Extracted data entries

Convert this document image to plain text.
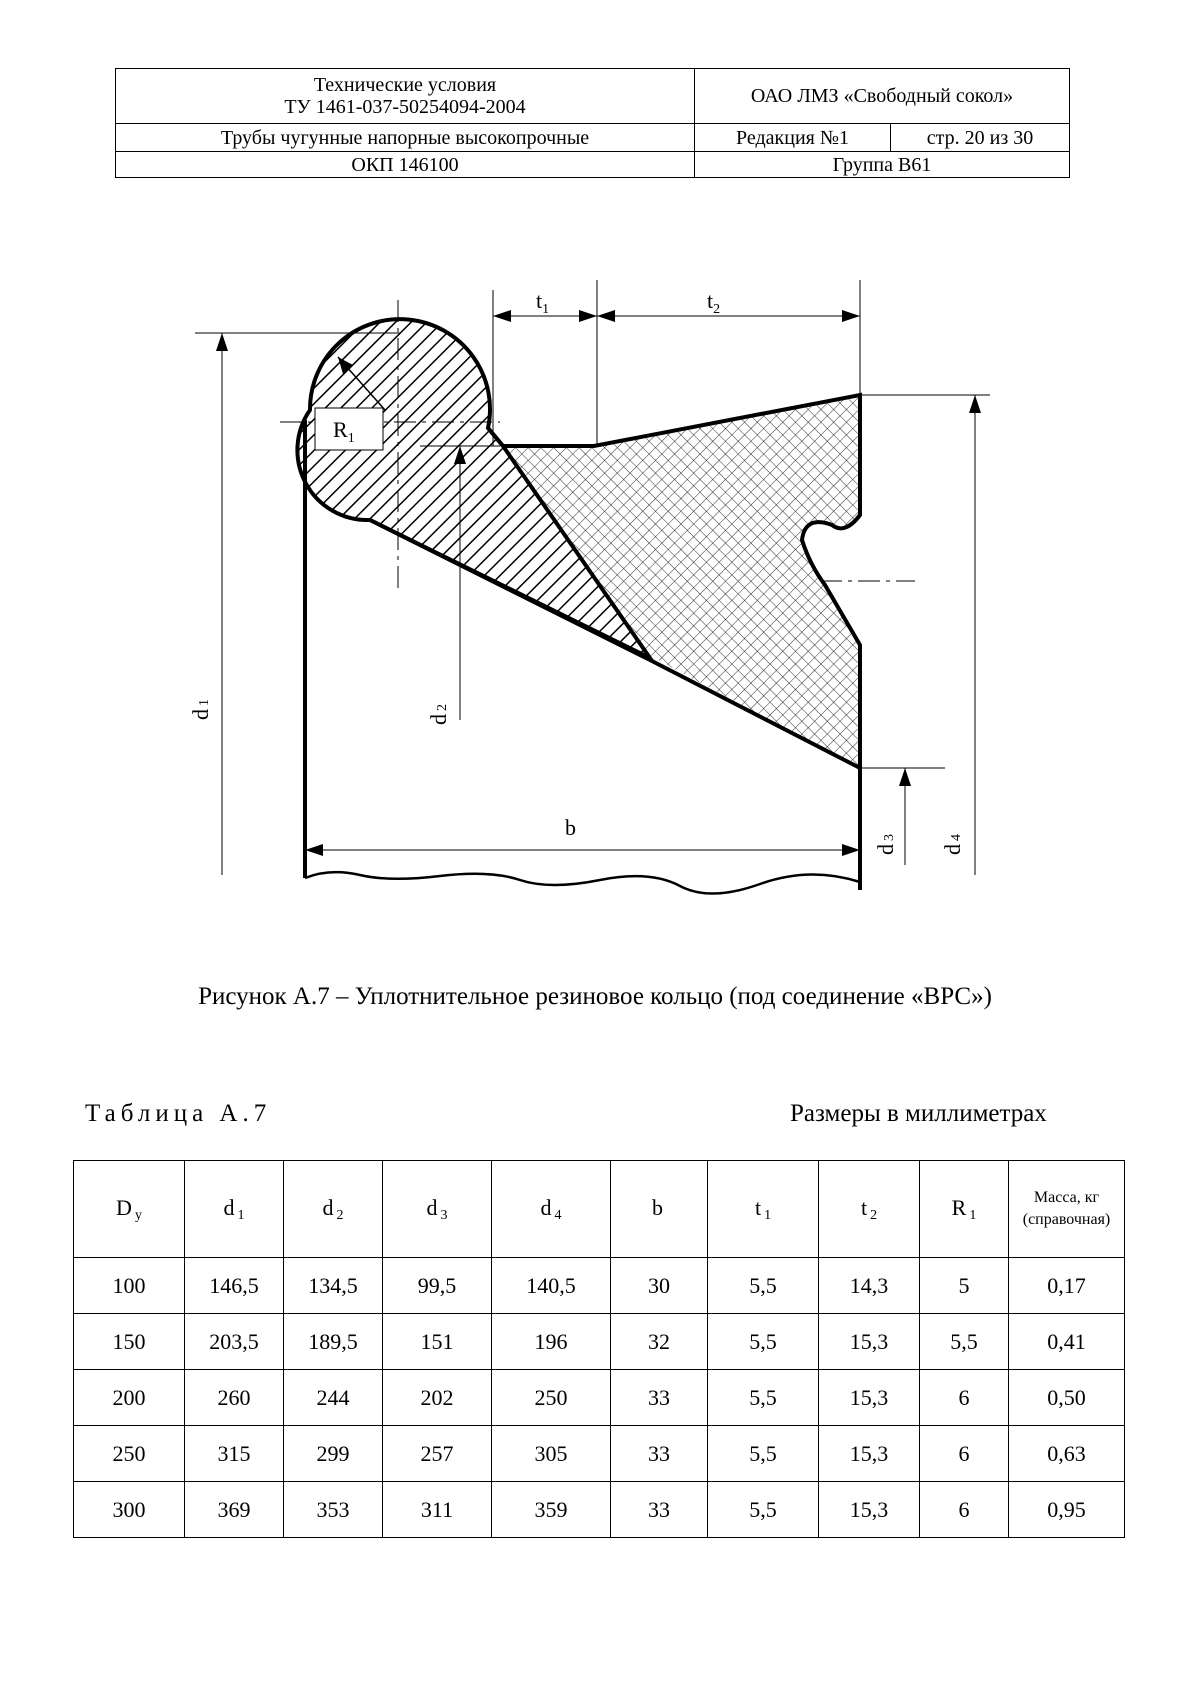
Технические условия
ТУ 1461-037-50254094-2004	ОАО ЛМЗ «Свободный сокол»	
Трубы чугунные напорные высокопрочные	Редакция №1	стр. 20 из 30
ОКП 146100	Группа В61	
$t_1$	$t_2$
$R_1$
b
d1
d2
d3
d4
Рисунок А.7 – Уплотнительное резиновое кольцо (под соединение «ВРС»)
Таблица А.7	Размеры в миллиметрах
D $_у$	d $_1$	d $_2$	d $_3$	d $_4$	b	t $_1$	t $_2$	R $_1$	Масса, кг
(справочная)

100	146,5	134,5	99,5	140,5	30	5,5	14,3	5	0,17
150	203,5	189,5	151	196	32	5,5	15,3	5,5	0,41
200	260	244	202	250	33	5,5	15,3	6	0,50
250	315	299	257	305	33	5,5	15,3	6	0,63
300	369	353	311	359	33	5,5	15,3	6	0,95
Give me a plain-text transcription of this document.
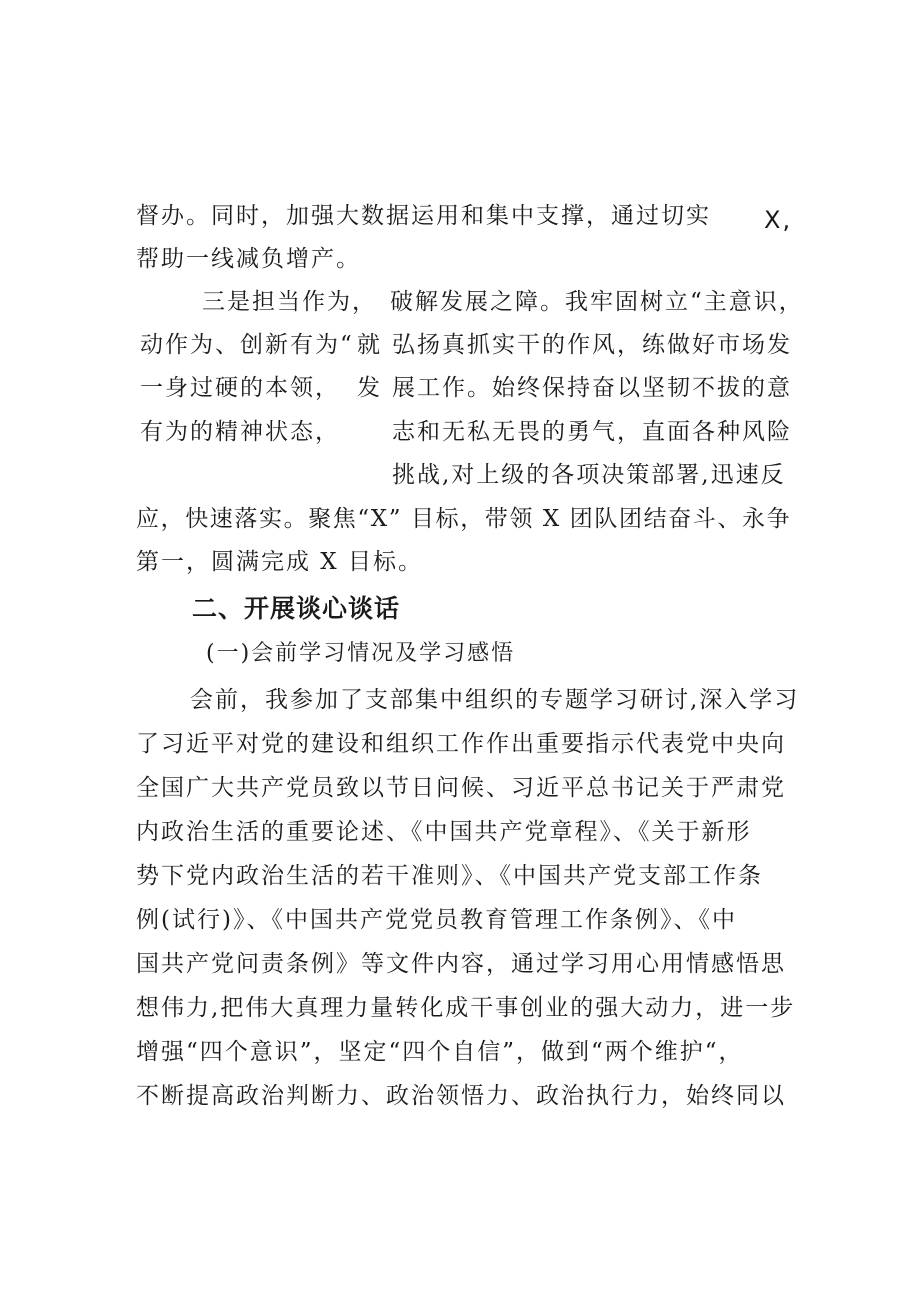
督办。同时，加强大数据运用和集中支撑，通过切实 X,
帮助一线减负增产。
三是担当作为， 破解发展之障。我牢固树立“主意识，
动作为、创新有为“ 就 弘扬真抓实干的作风，练做好市场发
一身过硬的本领， 发 展工作。始终保持奋以坚韧不拔的意
有为的精神状态， 志和无私无畏的勇气，直面各种风险
挑战,对上级的各项决策部署,迅速反
应，快速落实。聚焦“X” 目标，带领 X 团队团结奋斗、永争
第一，圆满完成 X 目标。
二、开展谈心谈话
(一)会前学习情况及学习感悟
会前，我参加了支部集中组织的专题学习研讨,深入学习
了习近平对党的建设和组织工作作出重要指示代表党中央向
全国广大共产党员致以节日问候、习近平总书记关于严肃党
内政治生活的重要论述、《中国共产党章程》、《关于新形
势下党内政治生活的若干准则》、《中国共产党支部工作条
例(试行)》、《中国共产党党员教育管理工作条例》、《中
国共产党问责条例》等文件内容，通过学习用心用情感悟思
想伟力,把伟大真理力量转化成干事创业的强大动力，进一步
增强“四个意识”，坚定“四个自信”，做到“两个维护“，
不断提高政治判断力、政治领悟力、政治执行力，始终同以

Goal:
Locate all lines that include the word "text" and copy them out.

Written solution:
Convert this document image to plain text.
Give me a plain-text transcription of this document.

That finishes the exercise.